## SET EXERCISE
Leave out any picture and return the remaining listing below exactly as given.

## RECORD SET
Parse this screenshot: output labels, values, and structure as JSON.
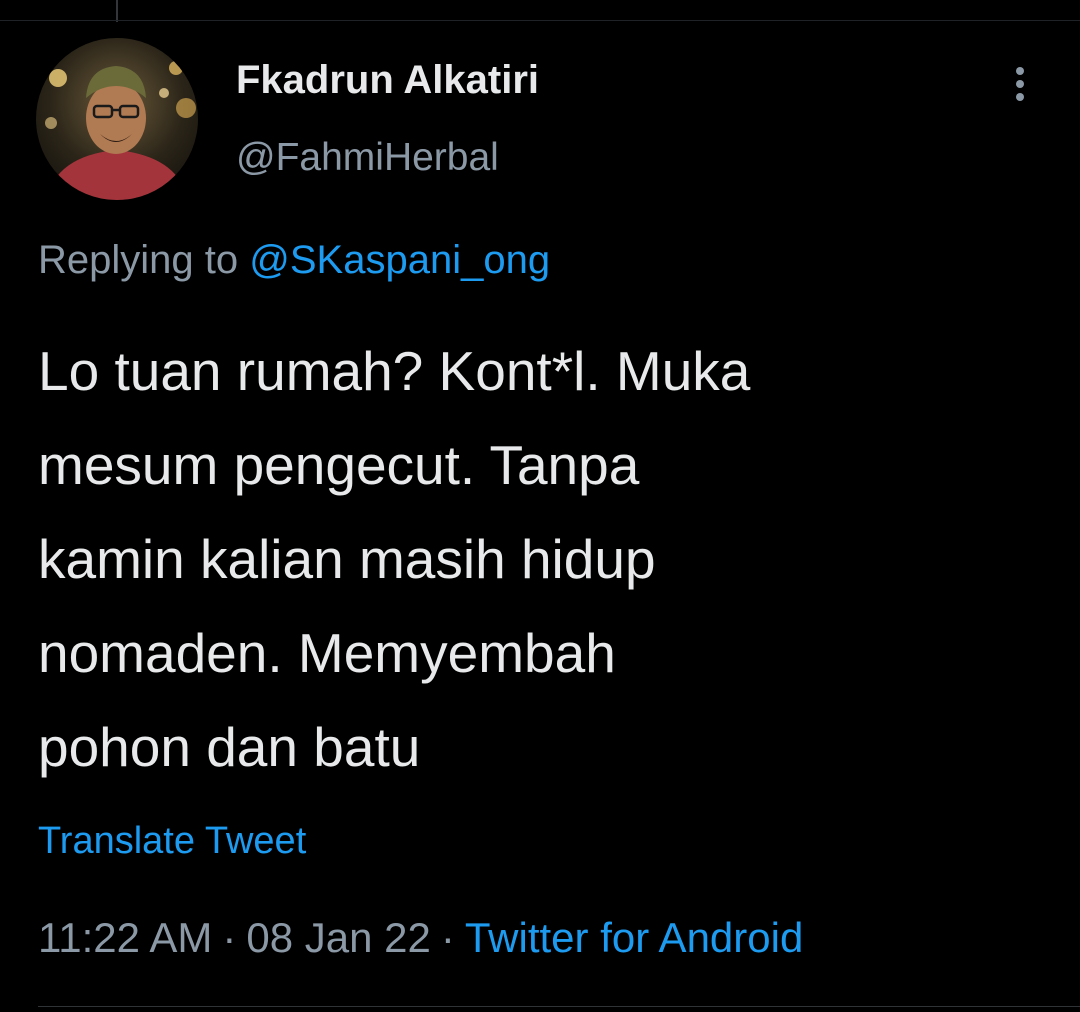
{
  "tweet": {
    "author": {
      "display_name": "Fkadrun Alkatiri",
      "handle": "@FahmiHerbal",
      "avatar": "profile-photo"
    },
    "more_icon": "more-vertical-icon",
    "replying_prefix": "Replying to",
    "replying_to": "@SKaspani_ong",
    "text": "Lo tuan rumah? Kont*l. Muka\nmesum  pengecut. Tanpa\nkamin kalian masih hidup\nnomaden. Memyembah\npohon dan batu",
    "translate_label": "Translate Tweet",
    "time": "11:22 AM",
    "separator": "·",
    "date": "08 Jan 22",
    "source": "Twitter for Android"
  },
  "colors": {
    "background": "#000000",
    "text_primary": "#e7e9ea",
    "text_secondary": "#8b98a5",
    "link": "#1d9bf0"
  }
}
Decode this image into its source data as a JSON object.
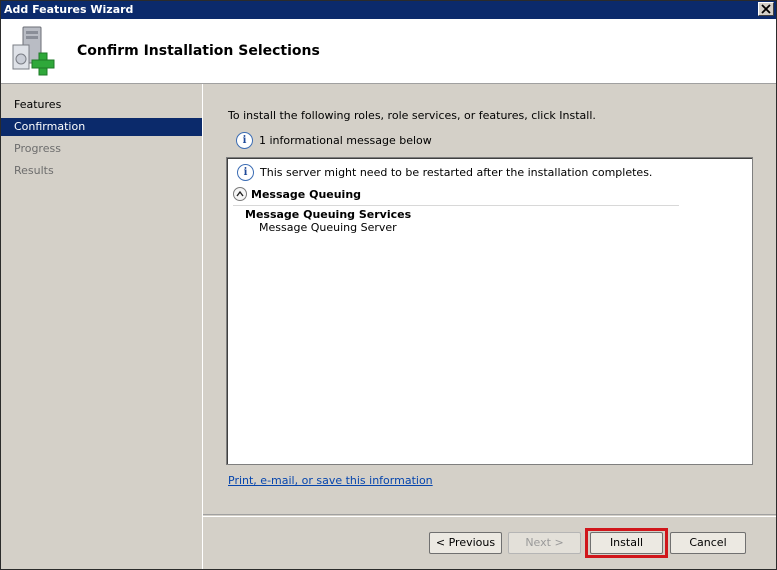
{
  "window": {
    "title": "Add Features Wizard"
  },
  "header": {
    "title": "Confirm Installation Selections"
  },
  "sidebar": {
    "items": [
      {
        "label": "Features",
        "state": "normal"
      },
      {
        "label": "Confirmation",
        "state": "active"
      },
      {
        "label": "Progress",
        "state": "disabled"
      },
      {
        "label": "Results",
        "state": "disabled"
      }
    ]
  },
  "main": {
    "instructions": "To install the following roles, role services, or features, click Install.",
    "info_message": "1 informational message below",
    "restart_warning": "This server might need to be restarted after the installation completes.",
    "section_title": "Message Queuing",
    "feature_title": "Message Queuing Services",
    "feature_sub": "Message Queuing Server",
    "print_link": "Print, e-mail, or save this information"
  },
  "buttons": {
    "previous": "< Previous",
    "next": "Next >",
    "install": "Install",
    "cancel": "Cancel"
  },
  "icons": {
    "info": "info-icon",
    "close": "close-icon",
    "collapse": "chevron-up-icon",
    "wizard": "server-add-icon"
  },
  "colors": {
    "titlebar": "#0b2a6b",
    "selected": "#0b2a6b",
    "highlight": "#d0161b",
    "link": "#0645ad"
  }
}
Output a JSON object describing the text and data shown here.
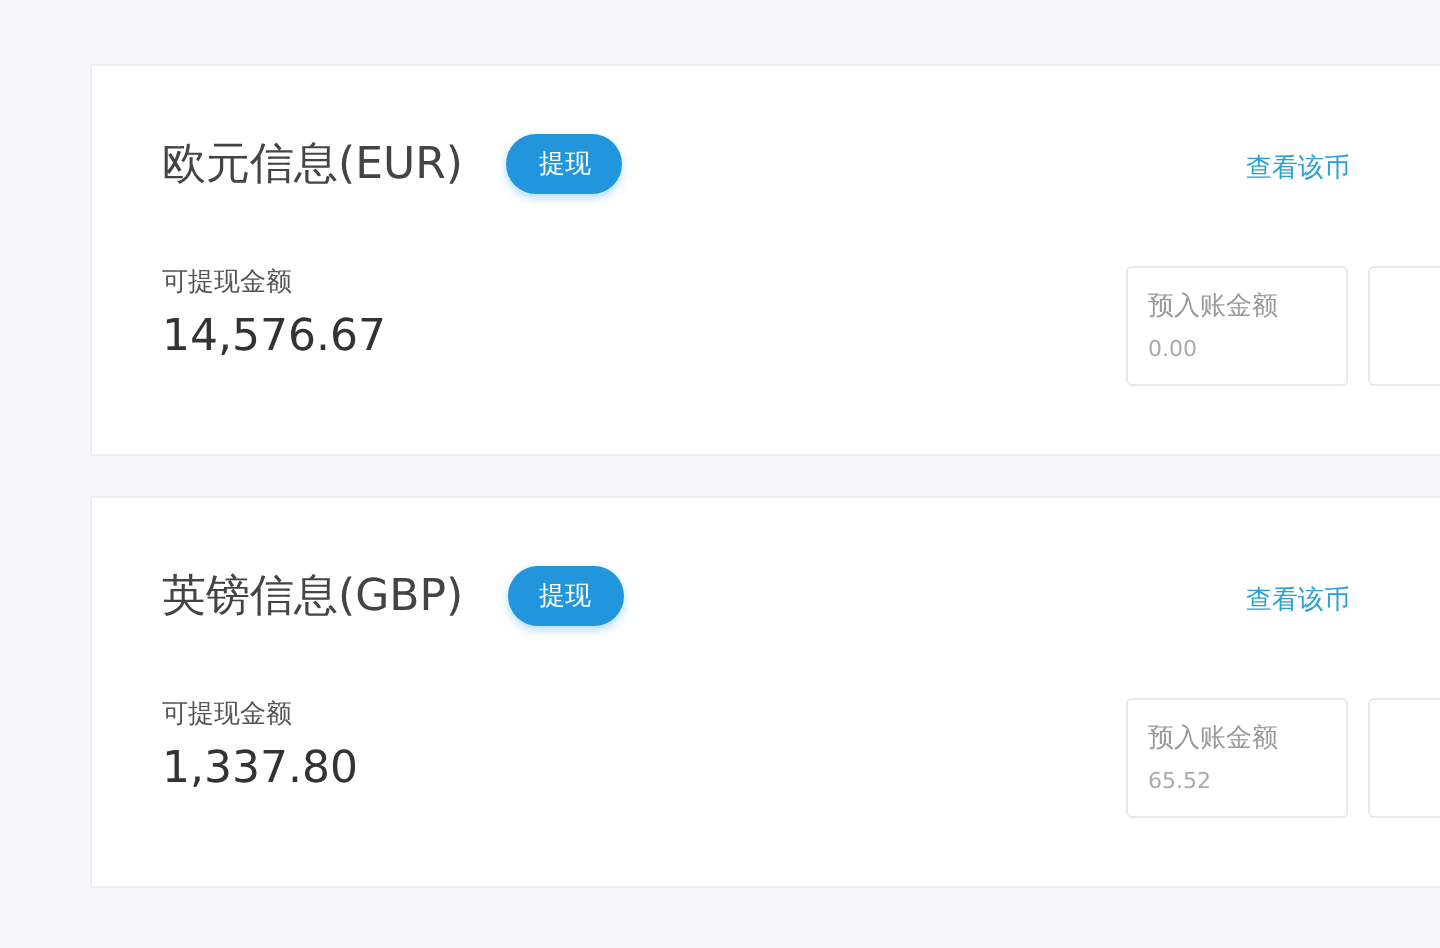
{
  "accounts": [
    {
      "title": "欧元信息(EUR)",
      "button": "提现",
      "link": "查看该币",
      "balance_label": "可提现金额",
      "balance": "14,576.67",
      "pending_label": "预入账金额",
      "pending": "0.00"
    },
    {
      "title": "英镑信息(GBP)",
      "button": "提现",
      "link": "查看该币",
      "balance_label": "可提现金额",
      "balance": "1,337.80",
      "pending_label": "预入账金额",
      "pending": "65.52"
    }
  ]
}
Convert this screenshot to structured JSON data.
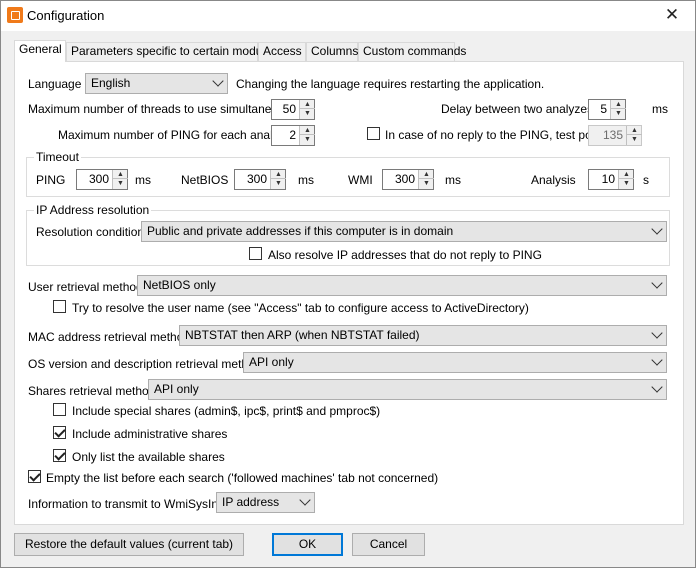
{
  "window": {
    "title": "Configuration",
    "close": "✕"
  },
  "tabs": [
    "General",
    "Parameters specific to certain modules",
    "Access",
    "Columns",
    "Custom commands"
  ],
  "general": {
    "language_label": "Language",
    "language_value": "English",
    "language_note": "Changing the language requires restarting the application.",
    "threads_label": "Maximum number of threads to use simultaneously",
    "threads_value": "50",
    "delay_label": "Delay between two analyzes",
    "delay_value": "5",
    "delay_unit": "ms",
    "ping_count_label": "Maximum number of PING for each analysis",
    "ping_count_value": "2",
    "noreply_label": "In case of no reply to the PING, test port",
    "noreply_checked": false,
    "port_value": "135"
  },
  "timeout": {
    "group_label": "Timeout",
    "ping_label": "PING",
    "ping_value": "300",
    "ping_unit": "ms",
    "netbios_label": "NetBIOS",
    "netbios_value": "300",
    "netbios_unit": "ms",
    "wmi_label": "WMI",
    "wmi_value": "300",
    "wmi_unit": "ms",
    "analysis_label": "Analysis",
    "analysis_value": "10",
    "analysis_unit": "s"
  },
  "ip_resolution": {
    "group_label": "IP Address resolution",
    "condition_label": "Resolution condition",
    "condition_value": "Public and private addresses if this computer is in domain",
    "also_resolve_label": "Also resolve IP addresses that do not reply to PING",
    "also_resolve_checked": false
  },
  "user": {
    "method_label": "User retrieval method",
    "method_value": "NetBIOS only",
    "resolve_label": "Try to resolve the user name (see \"Access\" tab to configure access to ActiveDirectory)",
    "resolve_checked": false
  },
  "mac": {
    "label": "MAC address retrieval method",
    "value": "NBTSTAT then ARP (when NBTSTAT failed)"
  },
  "os": {
    "label": "OS version and description retrieval method",
    "value": "API only"
  },
  "shares": {
    "label": "Shares retrieval method",
    "value": "API only",
    "special_label": "Include special shares (admin$, ipc$, print$ and pmproc$)",
    "special_checked": false,
    "admin_label": "Include administrative shares",
    "admin_checked": true,
    "available_label": "Only list the available shares",
    "available_checked": true
  },
  "empty_list": {
    "label": "Empty the list before each search ('followed machines' tab not concerned)",
    "checked": true
  },
  "wmisys": {
    "label": "Information to transmit to WmiSysInfos",
    "value": "IP address"
  },
  "buttons": {
    "restore": "Restore the default values (current tab)",
    "ok": "OK",
    "cancel": "Cancel"
  },
  "icons": {
    "up": "▲",
    "down": "▼"
  },
  "colors": {
    "accent": "#0078d7",
    "app_icon": "#f07a1a"
  }
}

## SOLUTION
Parse this screenshot: output labels, values, and structure as JSON.
{
  "tweet": {
    "author": {
      "display_name": "Fkadrun Alkatiri",
      "handle": "@FahmiHerbal",
      "avatar": "profile-photo"
    },
    "more_icon": "more-vertical-icon",
    "replying_prefix": "Replying to",
    "replying_to": "@SKaspani_ong",
    "text": "Lo tuan rumah? Kont*l. Muka\nmesum  pengecut. Tanpa\nkamin kalian masih hidup\nnomaden. Memyembah\npohon dan batu",
    "translate_label": "Translate Tweet",
    "time": "11:22 AM",
    "separator": "·",
    "date": "08 Jan 22",
    "source": "Twitter for Android"
  },
  "colors": {
    "background": "#000000",
    "text_primary": "#e7e9ea",
    "text_secondary": "#8b98a5",
    "link": "#1d9bf0"
  }
}
Decode this image into its source data as a JSON object.
{
  "window": {
    "title": "Add Features Wizard"
  },
  "header": {
    "title": "Confirm Installation Selections"
  },
  "sidebar": {
    "items": [
      {
        "label": "Features",
        "state": "normal"
      },
      {
        "label": "Confirmation",
        "state": "active"
      },
      {
        "label": "Progress",
        "state": "disabled"
      },
      {
        "label": "Results",
        "state": "disabled"
      }
    ]
  },
  "main": {
    "instructions": "To install the following roles, role services, or features, click Install.",
    "info_message": "1 informational message below",
    "restart_warning": "This server might need to be restarted after the installation completes.",
    "section_title": "Message Queuing",
    "feature_title": "Message Queuing Services",
    "feature_sub": "Message Queuing Server",
    "print_link": "Print, e-mail, or save this information"
  },
  "buttons": {
    "previous": "< Previous",
    "next": "Next >",
    "install": "Install",
    "cancel": "Cancel"
  },
  "icons": {
    "info": "info-icon",
    "close": "close-icon",
    "collapse": "chevron-up-icon",
    "wizard": "server-add-icon"
  },
  "colors": {
    "titlebar": "#0b2a6b",
    "selected": "#0b2a6b",
    "highlight": "#d0161b",
    "link": "#0645ad"
  }
}
Output a JSON object describing the text and data shown here.
{
  "accounts": [
    {
      "title": "欧元信息(EUR)",
      "button": "提现",
      "link": "查看该币",
      "balance_label": "可提现金额",
      "balance": "14,576.67",
      "pending_label": "预入账金额",
      "pending": "0.00"
    },
    {
      "title": "英镑信息(GBP)",
      "button": "提现",
      "link": "查看该币",
      "balance_label": "可提现金额",
      "balance": "1,337.80",
      "pending_label": "预入账金额",
      "pending": "65.52"
    }
  ]
}
Convert this screenshot to structured JSON data.
{
  "window": {
    "title": "Configuration",
    "close": "✕"
  },
  "tabs": [
    "General",
    "Parameters specific to certain modules",
    "Access",
    "Columns",
    "Custom commands"
  ],
  "general": {
    "language_label": "Language",
    "language_value": "English",
    "language_note": "Changing the language requires restarting the application.",
    "threads_label": "Maximum number of threads to use simultaneously",
    "threads_value": "50",
    "delay_label": "Delay between two analyzes",
    "delay_value": "5",
    "delay_unit": "ms",
    "ping_count_label": "Maximum number of PING for each analysis",
    "ping_count_value": "2",
    "noreply_label": "In case of no reply to the PING, test port",
    "noreply_checked": false,
    "port_value": "135"
  },
  "timeout": {
    "group_label": "Timeout",
    "ping_label": "PING",
    "ping_value": "300",
    "ping_unit": "ms",
    "netbios_label": "NetBIOS",
    "netbios_value": "300",
    "netbios_unit": "ms",
    "wmi_label": "WMI",
    "wmi_value": "300",
    "wmi_unit": "ms",
    "analysis_label": "Analysis",
    "analysis_value": "10",
    "analysis_unit": "s"
  },
  "ip_resolution": {
    "group_label": "IP Address resolution",
    "condition_label": "Resolution condition",
    "condition_value": "Public and private addresses if this computer is in domain",
    "also_resolve_label": "Also resolve IP addresses that do not reply to PING",
    "also_resolve_checked": false
  },
  "user": {
    "method_label": "User retrieval method",
    "method_value": "NetBIOS only",
    "resolve_label": "Try to resolve the user name (see \"Access\" tab to configure access to ActiveDirectory)",
    "resolve_checked": false
  },
  "mac": {
    "label": "MAC address retrieval method",
    "value": "NBTSTAT then ARP (when NBTSTAT failed)"
  },
  "os": {
    "label": "OS version and description retrieval method",
    "value": "API only"
  },
  "shares": {
    "label": "Shares retrieval method",
    "value": "API only",
    "special_label": "Include special shares (admin$, ipc$, print$ and pmproc$)",
    "special_checked": false,
    "admin_label": "Include administrative shares",
    "admin_checked": true,
    "available_label": "Only list the available shares",
    "available_checked": true
  },
  "empty_list": {
    "label": "Empty the list before each search ('followed machines' tab not concerned)",
    "checked": true
  },
  "wmisys": {
    "label": "Information to transmit to WmiSysInfos",
    "value": "IP address"
  },
  "buttons": {
    "restore": "Restore the default values (current tab)",
    "ok": "OK",
    "cancel": "Cancel"
  },
  "icons": {
    "up": "▲",
    "down": "▼"
  },
  "colors": {
    "accent": "#0078d7",
    "app_icon": "#f07a1a"
  }
}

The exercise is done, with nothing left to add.